REQUEST:
Look for "JSON" in the listing below. Gather each line that contains it.
========
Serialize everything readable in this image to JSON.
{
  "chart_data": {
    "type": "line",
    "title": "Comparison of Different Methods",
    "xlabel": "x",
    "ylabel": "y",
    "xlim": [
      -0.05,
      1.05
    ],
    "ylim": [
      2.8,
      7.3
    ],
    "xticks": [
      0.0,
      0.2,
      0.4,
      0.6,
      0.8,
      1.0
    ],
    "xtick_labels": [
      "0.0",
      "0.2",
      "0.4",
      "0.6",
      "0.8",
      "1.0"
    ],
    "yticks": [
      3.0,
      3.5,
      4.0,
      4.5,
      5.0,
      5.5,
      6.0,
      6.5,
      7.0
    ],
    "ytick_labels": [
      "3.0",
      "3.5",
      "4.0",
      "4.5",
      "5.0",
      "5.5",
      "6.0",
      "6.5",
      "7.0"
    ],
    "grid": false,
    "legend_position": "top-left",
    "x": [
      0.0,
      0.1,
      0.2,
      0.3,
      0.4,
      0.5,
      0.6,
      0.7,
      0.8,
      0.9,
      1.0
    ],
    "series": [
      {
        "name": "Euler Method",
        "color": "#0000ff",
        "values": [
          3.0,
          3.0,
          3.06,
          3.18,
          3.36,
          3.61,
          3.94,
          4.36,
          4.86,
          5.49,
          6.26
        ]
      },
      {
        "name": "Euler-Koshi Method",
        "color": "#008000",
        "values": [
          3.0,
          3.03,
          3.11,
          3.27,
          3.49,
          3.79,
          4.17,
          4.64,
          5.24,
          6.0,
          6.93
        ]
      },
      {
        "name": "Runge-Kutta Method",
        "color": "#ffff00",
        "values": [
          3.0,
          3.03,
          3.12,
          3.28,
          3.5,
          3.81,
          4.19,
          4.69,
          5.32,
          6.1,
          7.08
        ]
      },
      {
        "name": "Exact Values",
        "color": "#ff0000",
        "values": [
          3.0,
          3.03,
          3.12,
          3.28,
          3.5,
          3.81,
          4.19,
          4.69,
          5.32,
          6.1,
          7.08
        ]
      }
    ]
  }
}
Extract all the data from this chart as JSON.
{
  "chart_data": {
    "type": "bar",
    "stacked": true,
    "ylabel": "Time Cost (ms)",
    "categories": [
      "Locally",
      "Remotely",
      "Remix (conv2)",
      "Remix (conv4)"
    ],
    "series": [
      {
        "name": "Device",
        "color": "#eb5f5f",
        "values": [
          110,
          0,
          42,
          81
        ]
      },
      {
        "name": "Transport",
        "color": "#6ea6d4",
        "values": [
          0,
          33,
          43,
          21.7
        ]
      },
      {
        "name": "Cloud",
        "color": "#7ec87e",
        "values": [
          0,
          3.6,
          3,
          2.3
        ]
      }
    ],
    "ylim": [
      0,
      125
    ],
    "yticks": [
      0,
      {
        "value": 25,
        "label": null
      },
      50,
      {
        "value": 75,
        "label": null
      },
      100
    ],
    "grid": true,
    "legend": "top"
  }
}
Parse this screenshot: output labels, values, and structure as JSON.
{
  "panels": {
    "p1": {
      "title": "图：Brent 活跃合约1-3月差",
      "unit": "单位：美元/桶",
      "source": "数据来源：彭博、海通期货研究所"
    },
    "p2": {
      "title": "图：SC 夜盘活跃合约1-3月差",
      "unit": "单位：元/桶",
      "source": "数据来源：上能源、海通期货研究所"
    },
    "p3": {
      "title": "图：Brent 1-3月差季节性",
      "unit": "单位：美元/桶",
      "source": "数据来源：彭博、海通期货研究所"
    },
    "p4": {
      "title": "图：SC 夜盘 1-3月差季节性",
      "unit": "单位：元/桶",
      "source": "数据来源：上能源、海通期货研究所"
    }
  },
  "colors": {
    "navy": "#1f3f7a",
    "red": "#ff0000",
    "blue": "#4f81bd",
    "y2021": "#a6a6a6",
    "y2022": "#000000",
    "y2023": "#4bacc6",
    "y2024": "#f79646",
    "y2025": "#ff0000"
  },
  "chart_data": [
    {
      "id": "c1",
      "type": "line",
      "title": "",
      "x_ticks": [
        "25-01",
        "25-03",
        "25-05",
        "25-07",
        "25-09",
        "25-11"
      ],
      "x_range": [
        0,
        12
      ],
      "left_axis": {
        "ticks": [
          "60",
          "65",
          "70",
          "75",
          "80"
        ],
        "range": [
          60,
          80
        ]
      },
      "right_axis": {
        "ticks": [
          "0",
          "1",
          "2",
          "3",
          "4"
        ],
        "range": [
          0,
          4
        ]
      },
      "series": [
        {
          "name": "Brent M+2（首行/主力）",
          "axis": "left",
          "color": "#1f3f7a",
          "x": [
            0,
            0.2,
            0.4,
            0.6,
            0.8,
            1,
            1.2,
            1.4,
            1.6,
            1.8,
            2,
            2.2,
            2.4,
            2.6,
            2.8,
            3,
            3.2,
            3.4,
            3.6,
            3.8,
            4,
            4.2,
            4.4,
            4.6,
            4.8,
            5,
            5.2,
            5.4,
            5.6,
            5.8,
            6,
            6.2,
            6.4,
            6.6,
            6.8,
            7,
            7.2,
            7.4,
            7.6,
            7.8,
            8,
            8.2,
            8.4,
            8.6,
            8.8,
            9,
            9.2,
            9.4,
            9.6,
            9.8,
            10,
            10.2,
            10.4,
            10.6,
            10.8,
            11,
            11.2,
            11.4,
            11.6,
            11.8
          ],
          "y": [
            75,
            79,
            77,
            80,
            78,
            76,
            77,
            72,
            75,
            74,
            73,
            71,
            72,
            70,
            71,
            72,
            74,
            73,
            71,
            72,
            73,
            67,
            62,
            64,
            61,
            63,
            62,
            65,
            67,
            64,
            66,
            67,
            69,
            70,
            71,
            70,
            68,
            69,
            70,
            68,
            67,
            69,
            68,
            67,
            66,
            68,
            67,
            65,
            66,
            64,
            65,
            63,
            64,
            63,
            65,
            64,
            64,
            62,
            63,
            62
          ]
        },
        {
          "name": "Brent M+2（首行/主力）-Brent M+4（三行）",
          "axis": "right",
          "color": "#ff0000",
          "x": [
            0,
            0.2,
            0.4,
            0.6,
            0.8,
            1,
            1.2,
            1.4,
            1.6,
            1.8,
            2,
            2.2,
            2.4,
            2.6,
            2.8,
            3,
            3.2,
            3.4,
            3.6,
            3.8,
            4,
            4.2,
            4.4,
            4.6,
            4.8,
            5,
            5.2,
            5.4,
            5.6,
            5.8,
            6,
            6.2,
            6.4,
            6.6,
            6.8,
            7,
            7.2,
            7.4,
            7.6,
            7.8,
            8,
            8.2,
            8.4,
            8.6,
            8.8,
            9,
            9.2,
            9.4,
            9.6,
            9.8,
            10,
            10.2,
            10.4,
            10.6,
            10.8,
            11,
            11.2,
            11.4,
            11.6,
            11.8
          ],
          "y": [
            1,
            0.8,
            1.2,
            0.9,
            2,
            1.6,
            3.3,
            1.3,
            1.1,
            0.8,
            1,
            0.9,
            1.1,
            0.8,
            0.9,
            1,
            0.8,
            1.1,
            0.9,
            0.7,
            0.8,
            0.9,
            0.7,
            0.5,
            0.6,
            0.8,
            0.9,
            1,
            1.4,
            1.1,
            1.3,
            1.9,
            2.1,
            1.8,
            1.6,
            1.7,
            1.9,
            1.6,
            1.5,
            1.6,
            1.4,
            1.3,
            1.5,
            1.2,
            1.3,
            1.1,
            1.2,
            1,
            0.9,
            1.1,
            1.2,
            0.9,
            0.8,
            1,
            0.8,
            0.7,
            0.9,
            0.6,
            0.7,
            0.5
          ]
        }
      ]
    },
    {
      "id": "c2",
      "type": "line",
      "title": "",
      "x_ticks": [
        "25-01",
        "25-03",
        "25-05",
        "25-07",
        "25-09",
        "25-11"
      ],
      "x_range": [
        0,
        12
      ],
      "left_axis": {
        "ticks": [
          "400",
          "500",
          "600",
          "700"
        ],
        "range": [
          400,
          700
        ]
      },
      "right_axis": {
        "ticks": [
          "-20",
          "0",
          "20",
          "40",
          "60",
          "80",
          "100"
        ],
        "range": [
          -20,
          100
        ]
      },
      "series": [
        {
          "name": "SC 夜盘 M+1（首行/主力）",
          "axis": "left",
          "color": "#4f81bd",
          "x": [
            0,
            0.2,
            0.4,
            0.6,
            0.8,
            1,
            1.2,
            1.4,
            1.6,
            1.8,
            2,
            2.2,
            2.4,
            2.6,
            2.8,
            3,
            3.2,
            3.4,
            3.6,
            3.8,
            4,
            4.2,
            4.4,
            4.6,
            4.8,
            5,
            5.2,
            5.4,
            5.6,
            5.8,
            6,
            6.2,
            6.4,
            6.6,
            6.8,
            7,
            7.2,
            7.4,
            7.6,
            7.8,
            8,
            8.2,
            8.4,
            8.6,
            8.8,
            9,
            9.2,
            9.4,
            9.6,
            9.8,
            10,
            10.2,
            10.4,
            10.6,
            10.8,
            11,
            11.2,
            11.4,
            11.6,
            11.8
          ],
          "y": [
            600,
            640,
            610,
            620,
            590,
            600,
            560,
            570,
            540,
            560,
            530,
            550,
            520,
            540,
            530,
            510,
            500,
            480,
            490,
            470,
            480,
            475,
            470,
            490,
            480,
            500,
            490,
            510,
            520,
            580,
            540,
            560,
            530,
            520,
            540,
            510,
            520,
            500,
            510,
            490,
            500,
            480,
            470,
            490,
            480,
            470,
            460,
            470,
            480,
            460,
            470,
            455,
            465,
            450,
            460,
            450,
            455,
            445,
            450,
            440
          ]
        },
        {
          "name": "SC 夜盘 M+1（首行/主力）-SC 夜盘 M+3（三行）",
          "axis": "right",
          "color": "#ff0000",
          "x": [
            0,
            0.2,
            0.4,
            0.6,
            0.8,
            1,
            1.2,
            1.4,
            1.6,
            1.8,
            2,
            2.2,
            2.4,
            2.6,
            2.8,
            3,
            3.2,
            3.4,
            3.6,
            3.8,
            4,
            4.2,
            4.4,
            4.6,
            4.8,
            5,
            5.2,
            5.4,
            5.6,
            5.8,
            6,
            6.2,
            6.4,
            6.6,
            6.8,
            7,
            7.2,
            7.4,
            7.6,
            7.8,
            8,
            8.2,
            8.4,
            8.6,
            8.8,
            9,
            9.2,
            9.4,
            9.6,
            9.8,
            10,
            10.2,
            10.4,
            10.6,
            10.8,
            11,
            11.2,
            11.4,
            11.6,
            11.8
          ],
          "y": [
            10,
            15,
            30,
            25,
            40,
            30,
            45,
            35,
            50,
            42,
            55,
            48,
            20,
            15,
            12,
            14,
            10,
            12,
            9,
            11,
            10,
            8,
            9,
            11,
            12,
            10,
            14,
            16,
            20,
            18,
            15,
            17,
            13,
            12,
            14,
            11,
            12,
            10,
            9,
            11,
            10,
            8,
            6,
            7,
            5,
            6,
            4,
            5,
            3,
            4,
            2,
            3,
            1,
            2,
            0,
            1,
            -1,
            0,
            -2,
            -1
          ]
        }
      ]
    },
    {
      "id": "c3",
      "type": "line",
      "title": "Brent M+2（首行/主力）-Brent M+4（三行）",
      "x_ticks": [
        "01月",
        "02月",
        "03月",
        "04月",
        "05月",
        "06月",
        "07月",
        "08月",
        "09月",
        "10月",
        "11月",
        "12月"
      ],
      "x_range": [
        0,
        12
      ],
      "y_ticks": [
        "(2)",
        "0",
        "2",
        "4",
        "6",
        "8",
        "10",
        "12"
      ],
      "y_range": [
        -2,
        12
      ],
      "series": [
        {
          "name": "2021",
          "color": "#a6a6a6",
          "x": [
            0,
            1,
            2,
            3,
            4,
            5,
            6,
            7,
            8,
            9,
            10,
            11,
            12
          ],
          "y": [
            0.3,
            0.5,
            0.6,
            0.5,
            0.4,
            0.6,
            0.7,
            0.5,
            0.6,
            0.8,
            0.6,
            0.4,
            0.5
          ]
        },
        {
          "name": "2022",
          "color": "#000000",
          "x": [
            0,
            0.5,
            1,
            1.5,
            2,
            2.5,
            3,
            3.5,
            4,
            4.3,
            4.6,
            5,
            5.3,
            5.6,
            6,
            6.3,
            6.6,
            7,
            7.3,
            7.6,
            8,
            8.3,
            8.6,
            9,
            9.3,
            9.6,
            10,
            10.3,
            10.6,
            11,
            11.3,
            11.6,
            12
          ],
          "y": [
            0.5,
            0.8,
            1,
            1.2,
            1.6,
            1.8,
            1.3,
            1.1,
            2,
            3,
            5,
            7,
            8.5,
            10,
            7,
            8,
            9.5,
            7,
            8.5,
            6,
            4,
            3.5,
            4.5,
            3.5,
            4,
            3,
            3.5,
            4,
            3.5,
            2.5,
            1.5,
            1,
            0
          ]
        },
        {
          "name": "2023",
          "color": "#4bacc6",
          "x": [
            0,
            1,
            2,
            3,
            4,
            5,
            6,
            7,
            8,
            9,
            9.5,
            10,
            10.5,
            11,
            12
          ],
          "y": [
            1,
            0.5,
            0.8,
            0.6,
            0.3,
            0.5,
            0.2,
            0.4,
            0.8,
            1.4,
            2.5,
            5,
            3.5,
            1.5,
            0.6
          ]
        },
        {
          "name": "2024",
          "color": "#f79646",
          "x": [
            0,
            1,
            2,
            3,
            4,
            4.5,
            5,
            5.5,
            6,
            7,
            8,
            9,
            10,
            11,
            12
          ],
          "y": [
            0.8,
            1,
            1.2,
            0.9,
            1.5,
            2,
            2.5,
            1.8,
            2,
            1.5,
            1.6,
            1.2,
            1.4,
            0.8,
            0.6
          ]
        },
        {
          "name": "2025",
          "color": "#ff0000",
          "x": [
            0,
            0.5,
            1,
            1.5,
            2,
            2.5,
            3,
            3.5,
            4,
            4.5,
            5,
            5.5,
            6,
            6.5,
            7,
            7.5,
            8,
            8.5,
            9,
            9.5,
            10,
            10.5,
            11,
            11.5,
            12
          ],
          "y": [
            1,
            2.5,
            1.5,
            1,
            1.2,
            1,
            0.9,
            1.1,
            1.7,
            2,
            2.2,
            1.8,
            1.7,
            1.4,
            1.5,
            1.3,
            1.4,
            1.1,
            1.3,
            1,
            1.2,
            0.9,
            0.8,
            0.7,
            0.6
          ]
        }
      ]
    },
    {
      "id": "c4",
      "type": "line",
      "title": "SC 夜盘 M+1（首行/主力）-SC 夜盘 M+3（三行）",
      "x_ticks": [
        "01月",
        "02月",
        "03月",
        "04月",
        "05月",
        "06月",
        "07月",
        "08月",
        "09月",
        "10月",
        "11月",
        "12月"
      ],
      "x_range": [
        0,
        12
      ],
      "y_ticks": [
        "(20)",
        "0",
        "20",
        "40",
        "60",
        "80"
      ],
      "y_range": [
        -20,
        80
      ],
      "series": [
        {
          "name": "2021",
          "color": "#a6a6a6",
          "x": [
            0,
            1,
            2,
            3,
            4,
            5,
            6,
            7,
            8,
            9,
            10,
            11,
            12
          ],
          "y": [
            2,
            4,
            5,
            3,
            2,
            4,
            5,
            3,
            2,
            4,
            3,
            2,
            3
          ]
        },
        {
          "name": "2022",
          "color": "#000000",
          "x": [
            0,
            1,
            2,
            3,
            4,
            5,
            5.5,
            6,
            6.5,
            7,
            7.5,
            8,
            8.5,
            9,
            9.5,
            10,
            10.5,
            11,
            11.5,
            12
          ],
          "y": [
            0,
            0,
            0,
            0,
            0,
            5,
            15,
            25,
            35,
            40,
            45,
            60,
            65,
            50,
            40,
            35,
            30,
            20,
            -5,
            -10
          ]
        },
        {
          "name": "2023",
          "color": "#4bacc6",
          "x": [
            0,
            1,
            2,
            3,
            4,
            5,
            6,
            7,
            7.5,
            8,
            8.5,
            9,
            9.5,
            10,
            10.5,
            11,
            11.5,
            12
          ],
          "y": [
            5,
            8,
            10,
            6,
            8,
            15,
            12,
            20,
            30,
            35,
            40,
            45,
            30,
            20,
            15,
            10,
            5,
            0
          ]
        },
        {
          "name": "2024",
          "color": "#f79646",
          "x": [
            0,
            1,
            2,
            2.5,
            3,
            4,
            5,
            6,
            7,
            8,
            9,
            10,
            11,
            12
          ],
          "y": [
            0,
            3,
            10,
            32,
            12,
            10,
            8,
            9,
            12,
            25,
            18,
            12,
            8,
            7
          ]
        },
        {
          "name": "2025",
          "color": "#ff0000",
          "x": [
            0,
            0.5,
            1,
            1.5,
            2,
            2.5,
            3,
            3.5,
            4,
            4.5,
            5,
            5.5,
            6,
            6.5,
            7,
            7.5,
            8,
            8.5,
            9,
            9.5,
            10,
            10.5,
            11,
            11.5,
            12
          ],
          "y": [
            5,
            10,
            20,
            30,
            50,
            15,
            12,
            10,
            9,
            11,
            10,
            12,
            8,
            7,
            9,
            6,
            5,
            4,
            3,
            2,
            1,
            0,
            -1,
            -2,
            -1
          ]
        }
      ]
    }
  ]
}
========
RESPONSE:
Serialize everything readable in this image to JSON.
Extract all the data from this chart as JSON.
Parse this screenshot: output labels, values, and structure as JSON.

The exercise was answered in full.